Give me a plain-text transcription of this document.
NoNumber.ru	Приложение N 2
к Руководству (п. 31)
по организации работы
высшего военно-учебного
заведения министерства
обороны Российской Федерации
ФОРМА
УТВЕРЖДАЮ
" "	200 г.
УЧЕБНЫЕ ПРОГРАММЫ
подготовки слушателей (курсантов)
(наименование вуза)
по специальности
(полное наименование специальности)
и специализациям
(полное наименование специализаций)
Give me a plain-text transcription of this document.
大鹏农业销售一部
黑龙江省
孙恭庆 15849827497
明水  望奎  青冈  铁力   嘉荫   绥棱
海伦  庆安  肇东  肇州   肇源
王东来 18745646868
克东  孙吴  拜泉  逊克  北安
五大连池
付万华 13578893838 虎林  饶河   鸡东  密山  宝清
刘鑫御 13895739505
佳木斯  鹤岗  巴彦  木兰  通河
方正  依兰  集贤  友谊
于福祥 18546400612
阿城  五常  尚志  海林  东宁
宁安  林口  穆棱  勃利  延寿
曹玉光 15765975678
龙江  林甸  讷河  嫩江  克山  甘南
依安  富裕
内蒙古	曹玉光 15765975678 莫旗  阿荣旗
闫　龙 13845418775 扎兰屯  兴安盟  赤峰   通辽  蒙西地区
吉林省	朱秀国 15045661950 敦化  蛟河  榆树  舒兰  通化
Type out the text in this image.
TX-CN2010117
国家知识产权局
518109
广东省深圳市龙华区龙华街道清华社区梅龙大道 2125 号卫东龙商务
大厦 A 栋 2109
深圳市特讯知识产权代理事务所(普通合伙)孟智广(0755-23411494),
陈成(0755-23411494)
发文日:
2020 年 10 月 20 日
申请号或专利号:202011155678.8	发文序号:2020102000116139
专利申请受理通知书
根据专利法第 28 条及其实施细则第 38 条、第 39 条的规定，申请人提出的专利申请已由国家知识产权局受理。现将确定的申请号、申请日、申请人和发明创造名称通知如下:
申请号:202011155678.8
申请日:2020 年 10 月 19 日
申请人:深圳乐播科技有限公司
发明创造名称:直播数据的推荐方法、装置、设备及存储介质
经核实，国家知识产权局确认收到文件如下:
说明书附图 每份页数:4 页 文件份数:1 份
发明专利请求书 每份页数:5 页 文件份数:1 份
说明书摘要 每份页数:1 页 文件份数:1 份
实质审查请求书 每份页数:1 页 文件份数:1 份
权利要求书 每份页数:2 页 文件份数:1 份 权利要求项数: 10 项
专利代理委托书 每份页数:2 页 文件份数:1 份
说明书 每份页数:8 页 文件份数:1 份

## Instructions for the task
Copy every line of the material, please, keeping it exactly the same.

## Response
Give me a plain-text transcription of this document.
NoNumber.ru	Приложение N 2
к Руководству (п. 31)
по организации работы
высшего военно-учебного
заведения министерства
обороны Российской Федерации
ФОРМА
УТВЕРЖДАЮ
" "	200 г.
УЧЕБНЫЕ ПРОГРАММЫ
подготовки слушателей (курсантов)
(наименование вуза)
по специальности
(полное наименование специальности)
и специализациям
(полное наименование специализаций)
Give me a plain-text transcription of this document.
大鹏农业销售一部
黑龙江省
孙恭庆 15849827497
明水  望奎  青冈  铁力   嘉荫   绥棱
海伦  庆安  肇东  肇州   肇源
王东来 18745646868
克东  孙吴  拜泉  逊克  北安
五大连池
付万华 13578893838 虎林  饶河   鸡东  密山  宝清
刘鑫御 13895739505
佳木斯  鹤岗  巴彦  木兰  通河
方正  依兰  集贤  友谊
于福祥 18546400612
阿城  五常  尚志  海林  东宁
宁安  林口  穆棱  勃利  延寿
曹玉光 15765975678
龙江  林甸  讷河  嫩江  克山  甘南
依安  富裕
内蒙古	曹玉光 15765975678 莫旗  阿荣旗
闫　龙 13845418775 扎兰屯  兴安盟  赤峰   通辽  蒙西地区
吉林省	朱秀国 15045661950 敦化  蛟河  榆树  舒兰  通化
Type out the text in this image.
TX-CN2010117
国家知识产权局
518109
广东省深圳市龙华区龙华街道清华社区梅龙大道 2125 号卫东龙商务
大厦 A 栋 2109
深圳市特讯知识产权代理事务所(普通合伙)孟智广(0755-23411494),
陈成(0755-23411494)
发文日:
2020 年 10 月 20 日
申请号或专利号:202011155678.8	发文序号:2020102000116139
专利申请受理通知书
根据专利法第 28 条及其实施细则第 38 条、第 39 条的规定，申请人提出的专利申请已由国家知识产权局受理。现将确定的申请号、申请日、申请人和发明创造名称通知如下:
申请号:202011155678.8
申请日:2020 年 10 月 19 日
申请人:深圳乐播科技有限公司
发明创造名称:直播数据的推荐方法、装置、设备及存储介质
经核实，国家知识产权局确认收到文件如下:
说明书附图 每份页数:4 页 文件份数:1 份
发明专利请求书 每份页数:5 页 文件份数:1 份
说明书摘要 每份页数:1 页 文件份数:1 份
实质审查请求书 每份页数:1 页 文件份数:1 份
权利要求书 每份页数:2 页 文件份数:1 份 权利要求项数: 10 项
专利代理委托书 每份页数:2 页 文件份数:1 份
说明书 每份页数:8 页 文件份数:1 份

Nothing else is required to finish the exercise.